• _DIRECTIVE_
Pictures stay out of the copy; restate everything else in the material exactly.

• _INPUT MATERIAL_
┄┄┄┄┄┄
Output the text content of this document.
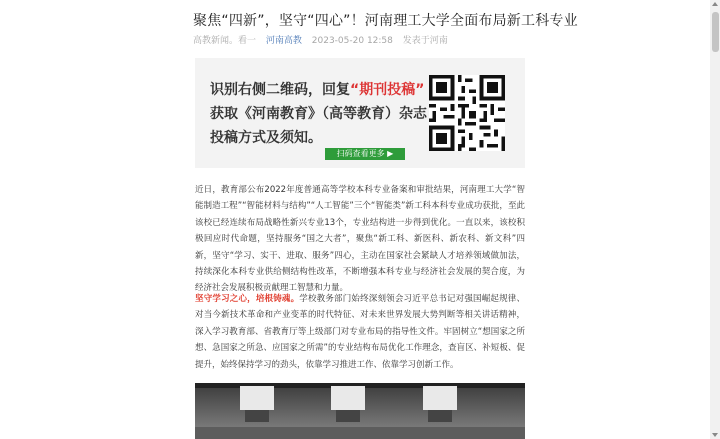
聚焦“四新”，坚守“四心”！河南理工大学全面布局新工科专业
高教新闻。看一 河南高教 2023-05-20 12:58 发表于河南
识别右侧二维码，回复“期刊投稿”
获取《河南教育》（高等教育）杂志
投稿方式及须知。
扫码查看更多 ▶
近日，教育部公布2022年度普通高等学校本科专业备案和审批结果，河南理工大学“智能制造工程”“智能材料与结构”“人工智能”三个“智能类”新工科本科专业成功获批，至此该校已经连续布局战略性新兴专业13个，专业结构进一步得到优化。一直以来，该校积极回应时代命题，坚持服务“国之大者”，聚焦“新工科、新医科、新农科、新文科”四新，坚守“学习、实干、进取、服务”四心，主动在国家社会紧缺人才培养领域做加法，持续深化本科专业供给侧结构性改革，不断增强本科专业与经济社会发展的契合度，为经济社会发展积极贡献理工智慧和力量。
坚守学习之心，培根铸魂。学校教务部门始终深刻领会习近平总书记对强国崛起规律、对当今新技术革命和产业变革的时代特征、对未来世界发展大势判断等相关讲话精神，深入学习教育部、省教育厅等上级部门对专业布局的指导性文件。牢固树立“想国家之所想、急国家之所急、应国家之所需”的专业结构布局优化工作理念，查盲区、补短板、促提升，始终保持学习的劲头，依靠学习推进工作、依靠学习创新工作。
┄┄┄┄┄┄
• _ANSWER TO THIS EXERCISE_
Output the text content of this document.
聚焦“四新”，坚守“四心”！河南理工大学全面布局新工科专业
高教新闻。看一 河南高教 2023-05-20 12:58 发表于河南
识别右侧二维码，回复“期刊投稿”
获取《河南教育》（高等教育）杂志
投稿方式及须知。
扫码查看更多 ▶
近日，教育部公布2022年度普通高等学校本科专业备案和审批结果，河南理工大学“智能制造工程”“智能材料与结构”“人工智能”三个“智能类”新工科本科专业成功获批，至此该校已经连续布局战略性新兴专业13个，专业结构进一步得到优化。一直以来，该校积极回应时代命题，坚持服务“国之大者”，聚焦“新工科、新医科、新农科、新文科”四新，坚守“学习、实干、进取、服务”四心，主动在国家社会紧缺人才培养领域做加法，持续深化本科专业供给侧结构性改革，不断增强本科专业与经济社会发展的契合度，为经济社会发展积极贡献理工智慧和力量。
坚守学习之心，培根铸魂。学校教务部门始终深刻领会习近平总书记对强国崛起规律、对当今新技术革命和产业变革的时代特征、对未来世界发展大势判断等相关讲话精神，深入学习教育部、省教育厅等上级部门对专业布局的指导性文件。牢固树立“想国家之所想、急国家之所急、应国家之所需”的专业结构布局优化工作理念，查盲区、补短板、促提升，始终保持学习的劲头，依靠学习推进工作、依靠学习创新工作。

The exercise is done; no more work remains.